- TASK GOAL -
In the material below, find each line holding the string "base" and copy it.

[Figure content listings]

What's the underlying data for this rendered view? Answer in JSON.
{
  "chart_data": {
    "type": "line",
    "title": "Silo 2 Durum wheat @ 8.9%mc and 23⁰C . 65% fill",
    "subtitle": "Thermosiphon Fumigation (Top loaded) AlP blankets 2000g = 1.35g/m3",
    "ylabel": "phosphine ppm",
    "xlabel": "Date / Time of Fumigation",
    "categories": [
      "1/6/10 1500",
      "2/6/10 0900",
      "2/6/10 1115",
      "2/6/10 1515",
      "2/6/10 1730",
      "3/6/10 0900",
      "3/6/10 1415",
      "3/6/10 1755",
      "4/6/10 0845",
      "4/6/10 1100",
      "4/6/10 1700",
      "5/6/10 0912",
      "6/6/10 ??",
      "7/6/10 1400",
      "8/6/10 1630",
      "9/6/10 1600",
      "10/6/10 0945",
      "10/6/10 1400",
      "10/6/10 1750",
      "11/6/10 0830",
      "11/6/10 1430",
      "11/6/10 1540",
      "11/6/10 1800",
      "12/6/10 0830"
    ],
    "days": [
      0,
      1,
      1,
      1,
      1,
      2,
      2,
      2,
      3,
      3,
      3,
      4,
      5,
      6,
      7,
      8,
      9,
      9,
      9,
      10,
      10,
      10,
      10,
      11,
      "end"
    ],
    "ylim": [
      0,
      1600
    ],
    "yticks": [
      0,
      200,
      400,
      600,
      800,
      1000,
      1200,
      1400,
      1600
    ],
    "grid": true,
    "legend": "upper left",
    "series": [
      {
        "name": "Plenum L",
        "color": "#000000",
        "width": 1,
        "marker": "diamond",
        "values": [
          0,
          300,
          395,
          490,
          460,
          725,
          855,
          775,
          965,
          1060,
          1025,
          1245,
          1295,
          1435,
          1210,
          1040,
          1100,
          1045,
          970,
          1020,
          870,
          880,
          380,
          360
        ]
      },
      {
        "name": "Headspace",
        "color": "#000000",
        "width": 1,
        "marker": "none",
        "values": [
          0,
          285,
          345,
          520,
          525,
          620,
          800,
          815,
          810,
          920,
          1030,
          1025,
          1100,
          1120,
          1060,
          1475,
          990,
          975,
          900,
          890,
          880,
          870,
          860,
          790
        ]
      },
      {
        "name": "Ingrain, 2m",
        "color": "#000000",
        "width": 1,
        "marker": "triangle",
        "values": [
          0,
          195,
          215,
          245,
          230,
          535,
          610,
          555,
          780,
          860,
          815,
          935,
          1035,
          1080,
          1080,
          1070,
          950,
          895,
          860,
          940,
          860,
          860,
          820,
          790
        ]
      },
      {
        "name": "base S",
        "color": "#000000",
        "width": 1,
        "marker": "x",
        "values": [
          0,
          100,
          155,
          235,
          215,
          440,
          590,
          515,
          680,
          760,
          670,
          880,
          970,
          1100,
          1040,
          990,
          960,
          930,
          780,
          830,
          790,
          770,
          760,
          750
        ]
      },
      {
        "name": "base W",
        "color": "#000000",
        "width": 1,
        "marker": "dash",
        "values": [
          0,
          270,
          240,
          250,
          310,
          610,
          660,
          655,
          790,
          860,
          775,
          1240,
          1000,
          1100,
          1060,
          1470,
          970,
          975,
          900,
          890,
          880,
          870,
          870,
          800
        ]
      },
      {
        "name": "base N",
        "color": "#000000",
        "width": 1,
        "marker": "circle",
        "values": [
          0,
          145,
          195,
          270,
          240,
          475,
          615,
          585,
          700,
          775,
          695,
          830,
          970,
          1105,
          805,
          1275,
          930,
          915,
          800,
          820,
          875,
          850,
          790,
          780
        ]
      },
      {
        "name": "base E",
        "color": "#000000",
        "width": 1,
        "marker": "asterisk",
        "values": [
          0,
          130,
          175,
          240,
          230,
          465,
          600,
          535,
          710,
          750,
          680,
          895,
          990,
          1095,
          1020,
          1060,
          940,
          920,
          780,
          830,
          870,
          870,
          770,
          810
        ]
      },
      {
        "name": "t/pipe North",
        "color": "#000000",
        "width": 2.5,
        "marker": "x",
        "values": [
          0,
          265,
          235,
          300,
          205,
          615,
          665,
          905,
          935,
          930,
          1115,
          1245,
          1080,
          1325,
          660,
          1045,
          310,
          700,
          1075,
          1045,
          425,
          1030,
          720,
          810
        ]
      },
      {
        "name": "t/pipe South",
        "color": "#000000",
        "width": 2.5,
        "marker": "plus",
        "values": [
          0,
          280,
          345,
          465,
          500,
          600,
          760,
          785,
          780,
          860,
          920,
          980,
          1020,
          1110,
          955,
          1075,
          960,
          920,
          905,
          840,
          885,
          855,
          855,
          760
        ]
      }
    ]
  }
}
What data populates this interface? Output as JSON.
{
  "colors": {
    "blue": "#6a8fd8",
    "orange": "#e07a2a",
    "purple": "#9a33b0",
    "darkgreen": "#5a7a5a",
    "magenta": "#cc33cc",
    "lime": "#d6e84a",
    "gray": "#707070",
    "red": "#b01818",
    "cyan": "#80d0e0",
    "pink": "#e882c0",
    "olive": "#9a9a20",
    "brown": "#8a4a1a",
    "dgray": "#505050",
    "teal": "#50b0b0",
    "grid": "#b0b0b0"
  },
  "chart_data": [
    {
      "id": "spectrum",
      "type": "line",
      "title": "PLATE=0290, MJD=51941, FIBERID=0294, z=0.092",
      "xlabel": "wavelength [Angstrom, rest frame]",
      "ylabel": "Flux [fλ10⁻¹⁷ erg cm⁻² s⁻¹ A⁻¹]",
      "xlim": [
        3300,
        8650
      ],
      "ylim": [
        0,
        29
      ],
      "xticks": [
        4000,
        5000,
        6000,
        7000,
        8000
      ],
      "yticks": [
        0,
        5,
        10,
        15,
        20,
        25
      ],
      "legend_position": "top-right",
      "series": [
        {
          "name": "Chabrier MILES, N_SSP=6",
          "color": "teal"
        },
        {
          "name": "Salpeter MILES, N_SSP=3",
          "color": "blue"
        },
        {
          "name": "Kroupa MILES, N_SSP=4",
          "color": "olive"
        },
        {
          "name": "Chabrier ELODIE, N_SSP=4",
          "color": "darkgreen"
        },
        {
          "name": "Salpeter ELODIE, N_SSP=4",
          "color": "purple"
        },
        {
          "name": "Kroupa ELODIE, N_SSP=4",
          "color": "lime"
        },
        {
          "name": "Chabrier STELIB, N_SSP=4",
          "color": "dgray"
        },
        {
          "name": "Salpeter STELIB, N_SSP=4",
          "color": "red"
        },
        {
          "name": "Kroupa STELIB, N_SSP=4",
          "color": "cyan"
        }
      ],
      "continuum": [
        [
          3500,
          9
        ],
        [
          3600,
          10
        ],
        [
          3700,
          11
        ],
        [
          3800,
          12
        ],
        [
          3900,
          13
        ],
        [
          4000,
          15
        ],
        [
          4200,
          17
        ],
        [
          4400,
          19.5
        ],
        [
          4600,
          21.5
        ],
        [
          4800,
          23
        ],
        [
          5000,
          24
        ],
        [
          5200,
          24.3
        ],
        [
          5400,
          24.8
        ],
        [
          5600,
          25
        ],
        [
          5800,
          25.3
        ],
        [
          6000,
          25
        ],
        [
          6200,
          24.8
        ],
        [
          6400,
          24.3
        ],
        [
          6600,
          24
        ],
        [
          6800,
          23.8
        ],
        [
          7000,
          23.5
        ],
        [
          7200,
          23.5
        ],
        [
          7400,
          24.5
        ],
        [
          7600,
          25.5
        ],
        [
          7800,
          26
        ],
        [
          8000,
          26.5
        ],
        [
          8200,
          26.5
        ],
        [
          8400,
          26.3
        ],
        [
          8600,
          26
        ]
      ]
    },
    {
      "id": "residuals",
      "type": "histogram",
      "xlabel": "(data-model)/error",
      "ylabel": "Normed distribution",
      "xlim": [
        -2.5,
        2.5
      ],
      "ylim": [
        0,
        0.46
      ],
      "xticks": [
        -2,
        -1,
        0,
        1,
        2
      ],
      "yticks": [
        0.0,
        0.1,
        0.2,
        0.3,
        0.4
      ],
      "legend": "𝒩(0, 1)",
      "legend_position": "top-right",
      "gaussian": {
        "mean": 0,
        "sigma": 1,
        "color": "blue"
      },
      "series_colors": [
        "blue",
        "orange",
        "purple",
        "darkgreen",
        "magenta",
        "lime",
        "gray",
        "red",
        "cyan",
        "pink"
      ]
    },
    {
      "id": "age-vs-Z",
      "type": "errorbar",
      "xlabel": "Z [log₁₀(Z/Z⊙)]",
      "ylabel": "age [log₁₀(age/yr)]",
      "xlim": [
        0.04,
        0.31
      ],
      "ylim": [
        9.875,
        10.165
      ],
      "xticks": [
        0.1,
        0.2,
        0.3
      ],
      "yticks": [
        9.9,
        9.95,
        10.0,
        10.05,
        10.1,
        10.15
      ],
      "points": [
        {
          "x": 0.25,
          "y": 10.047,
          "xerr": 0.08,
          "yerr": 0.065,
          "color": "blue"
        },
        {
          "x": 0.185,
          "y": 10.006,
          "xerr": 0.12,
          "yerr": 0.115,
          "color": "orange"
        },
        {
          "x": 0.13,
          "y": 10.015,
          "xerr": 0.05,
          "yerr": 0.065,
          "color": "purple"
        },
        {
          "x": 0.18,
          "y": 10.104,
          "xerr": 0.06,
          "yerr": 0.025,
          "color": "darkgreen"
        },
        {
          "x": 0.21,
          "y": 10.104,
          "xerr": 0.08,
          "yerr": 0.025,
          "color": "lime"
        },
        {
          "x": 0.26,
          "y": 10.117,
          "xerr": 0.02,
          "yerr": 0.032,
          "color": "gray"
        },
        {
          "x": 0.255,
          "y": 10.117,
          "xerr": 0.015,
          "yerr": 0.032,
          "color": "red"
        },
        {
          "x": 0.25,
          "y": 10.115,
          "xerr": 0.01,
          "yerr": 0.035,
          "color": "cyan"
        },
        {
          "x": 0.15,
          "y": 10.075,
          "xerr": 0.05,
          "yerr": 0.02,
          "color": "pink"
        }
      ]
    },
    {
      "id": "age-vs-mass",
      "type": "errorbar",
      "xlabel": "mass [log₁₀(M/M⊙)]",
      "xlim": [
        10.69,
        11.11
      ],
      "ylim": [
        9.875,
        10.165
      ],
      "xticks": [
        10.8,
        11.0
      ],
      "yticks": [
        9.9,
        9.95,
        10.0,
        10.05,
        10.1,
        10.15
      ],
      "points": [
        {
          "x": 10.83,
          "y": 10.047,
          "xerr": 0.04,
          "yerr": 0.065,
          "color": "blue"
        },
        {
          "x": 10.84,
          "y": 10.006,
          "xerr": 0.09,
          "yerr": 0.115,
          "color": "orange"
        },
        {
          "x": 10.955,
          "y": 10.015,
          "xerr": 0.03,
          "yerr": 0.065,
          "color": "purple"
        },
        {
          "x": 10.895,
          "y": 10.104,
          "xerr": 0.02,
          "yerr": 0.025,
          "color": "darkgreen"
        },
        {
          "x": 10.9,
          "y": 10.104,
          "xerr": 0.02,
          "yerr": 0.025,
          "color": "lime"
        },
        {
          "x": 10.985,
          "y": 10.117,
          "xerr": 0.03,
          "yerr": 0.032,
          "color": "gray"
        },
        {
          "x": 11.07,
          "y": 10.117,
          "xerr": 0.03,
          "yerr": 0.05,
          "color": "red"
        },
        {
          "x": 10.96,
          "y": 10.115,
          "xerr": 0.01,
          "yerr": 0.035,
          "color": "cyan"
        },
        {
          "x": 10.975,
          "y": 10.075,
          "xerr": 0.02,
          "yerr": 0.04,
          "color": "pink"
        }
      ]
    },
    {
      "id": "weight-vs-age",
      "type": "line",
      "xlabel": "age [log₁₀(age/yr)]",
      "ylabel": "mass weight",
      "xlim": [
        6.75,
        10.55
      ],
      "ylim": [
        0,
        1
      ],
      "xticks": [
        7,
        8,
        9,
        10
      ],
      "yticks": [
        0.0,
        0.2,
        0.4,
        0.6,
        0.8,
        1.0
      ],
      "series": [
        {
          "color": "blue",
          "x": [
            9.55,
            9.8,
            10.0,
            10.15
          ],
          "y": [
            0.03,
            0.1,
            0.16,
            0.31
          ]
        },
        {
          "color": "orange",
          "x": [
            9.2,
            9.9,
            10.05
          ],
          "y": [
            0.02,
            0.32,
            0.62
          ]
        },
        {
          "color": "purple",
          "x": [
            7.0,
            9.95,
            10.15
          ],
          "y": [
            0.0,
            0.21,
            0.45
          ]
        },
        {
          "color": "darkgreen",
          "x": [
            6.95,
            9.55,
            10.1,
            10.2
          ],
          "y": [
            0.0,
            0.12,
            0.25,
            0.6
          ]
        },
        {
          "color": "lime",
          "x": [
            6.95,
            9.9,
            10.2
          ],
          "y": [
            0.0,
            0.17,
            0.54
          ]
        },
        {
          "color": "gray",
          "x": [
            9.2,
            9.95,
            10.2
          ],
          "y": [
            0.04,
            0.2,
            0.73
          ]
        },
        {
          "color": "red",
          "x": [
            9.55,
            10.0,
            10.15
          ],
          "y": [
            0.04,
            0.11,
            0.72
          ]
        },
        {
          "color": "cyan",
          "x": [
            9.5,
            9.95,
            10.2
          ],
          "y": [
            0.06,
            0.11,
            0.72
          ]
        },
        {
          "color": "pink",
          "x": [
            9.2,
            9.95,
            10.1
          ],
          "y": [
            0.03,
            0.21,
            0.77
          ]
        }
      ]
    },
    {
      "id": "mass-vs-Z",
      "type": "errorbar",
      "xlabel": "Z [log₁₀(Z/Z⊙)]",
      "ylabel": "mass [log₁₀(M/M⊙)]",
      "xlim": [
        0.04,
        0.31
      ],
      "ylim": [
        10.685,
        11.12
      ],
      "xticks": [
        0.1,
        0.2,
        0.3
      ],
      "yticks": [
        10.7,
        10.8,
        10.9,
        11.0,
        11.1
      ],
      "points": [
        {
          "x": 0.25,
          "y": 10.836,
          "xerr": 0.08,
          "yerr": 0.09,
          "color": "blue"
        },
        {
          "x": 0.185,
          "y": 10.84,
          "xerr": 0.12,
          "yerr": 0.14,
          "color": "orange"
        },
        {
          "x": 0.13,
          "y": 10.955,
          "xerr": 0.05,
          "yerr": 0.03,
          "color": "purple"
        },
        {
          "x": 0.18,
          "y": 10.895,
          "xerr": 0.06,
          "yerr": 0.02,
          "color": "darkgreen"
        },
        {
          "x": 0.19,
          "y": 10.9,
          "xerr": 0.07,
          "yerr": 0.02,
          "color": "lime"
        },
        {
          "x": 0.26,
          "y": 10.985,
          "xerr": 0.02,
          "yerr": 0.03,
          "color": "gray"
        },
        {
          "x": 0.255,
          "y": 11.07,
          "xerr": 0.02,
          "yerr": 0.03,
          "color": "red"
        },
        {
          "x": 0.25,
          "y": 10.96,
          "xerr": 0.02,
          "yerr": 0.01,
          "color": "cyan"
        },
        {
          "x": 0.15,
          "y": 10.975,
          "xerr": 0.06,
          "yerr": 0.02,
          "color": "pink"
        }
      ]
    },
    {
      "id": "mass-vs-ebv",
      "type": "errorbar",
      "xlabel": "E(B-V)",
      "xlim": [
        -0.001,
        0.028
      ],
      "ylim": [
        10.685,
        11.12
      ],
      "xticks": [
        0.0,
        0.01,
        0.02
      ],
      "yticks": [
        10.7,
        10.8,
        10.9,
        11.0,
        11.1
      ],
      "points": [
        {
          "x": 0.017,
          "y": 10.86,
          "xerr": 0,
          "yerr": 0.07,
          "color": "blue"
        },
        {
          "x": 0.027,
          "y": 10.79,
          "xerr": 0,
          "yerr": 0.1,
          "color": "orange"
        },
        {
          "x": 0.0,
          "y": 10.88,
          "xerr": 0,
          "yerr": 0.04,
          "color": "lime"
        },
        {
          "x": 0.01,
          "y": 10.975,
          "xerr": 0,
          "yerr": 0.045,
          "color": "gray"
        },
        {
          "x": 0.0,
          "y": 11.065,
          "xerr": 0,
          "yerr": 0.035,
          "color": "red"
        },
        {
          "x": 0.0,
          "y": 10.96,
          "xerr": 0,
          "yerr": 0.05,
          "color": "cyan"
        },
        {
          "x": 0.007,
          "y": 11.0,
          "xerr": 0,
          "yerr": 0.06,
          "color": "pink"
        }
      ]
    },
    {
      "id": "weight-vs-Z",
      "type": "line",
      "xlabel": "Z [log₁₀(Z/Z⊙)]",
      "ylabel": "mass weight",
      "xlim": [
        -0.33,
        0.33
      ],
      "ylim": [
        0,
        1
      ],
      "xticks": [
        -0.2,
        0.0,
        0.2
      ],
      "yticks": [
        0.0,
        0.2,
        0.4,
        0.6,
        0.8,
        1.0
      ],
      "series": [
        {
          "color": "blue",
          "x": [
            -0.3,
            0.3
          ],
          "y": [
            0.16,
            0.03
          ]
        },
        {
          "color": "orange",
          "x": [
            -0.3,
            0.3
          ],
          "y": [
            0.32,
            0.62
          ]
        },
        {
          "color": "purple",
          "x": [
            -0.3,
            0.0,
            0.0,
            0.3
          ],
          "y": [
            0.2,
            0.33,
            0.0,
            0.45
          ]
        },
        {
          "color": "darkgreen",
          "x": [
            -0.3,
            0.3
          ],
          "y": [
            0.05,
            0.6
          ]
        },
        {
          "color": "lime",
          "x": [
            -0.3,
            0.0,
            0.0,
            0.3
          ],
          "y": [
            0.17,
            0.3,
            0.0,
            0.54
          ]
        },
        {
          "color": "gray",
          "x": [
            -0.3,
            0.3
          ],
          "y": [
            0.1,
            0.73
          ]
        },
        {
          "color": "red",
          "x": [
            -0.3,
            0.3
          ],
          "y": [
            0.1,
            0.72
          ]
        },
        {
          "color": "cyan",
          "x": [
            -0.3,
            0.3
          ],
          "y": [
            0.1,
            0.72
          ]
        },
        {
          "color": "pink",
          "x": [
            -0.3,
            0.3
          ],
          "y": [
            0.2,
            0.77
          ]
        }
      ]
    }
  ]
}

- FINAL RESULT -
        "name": "base S",
        "name": "base W",
        "name": "base N",
        "name": "base E",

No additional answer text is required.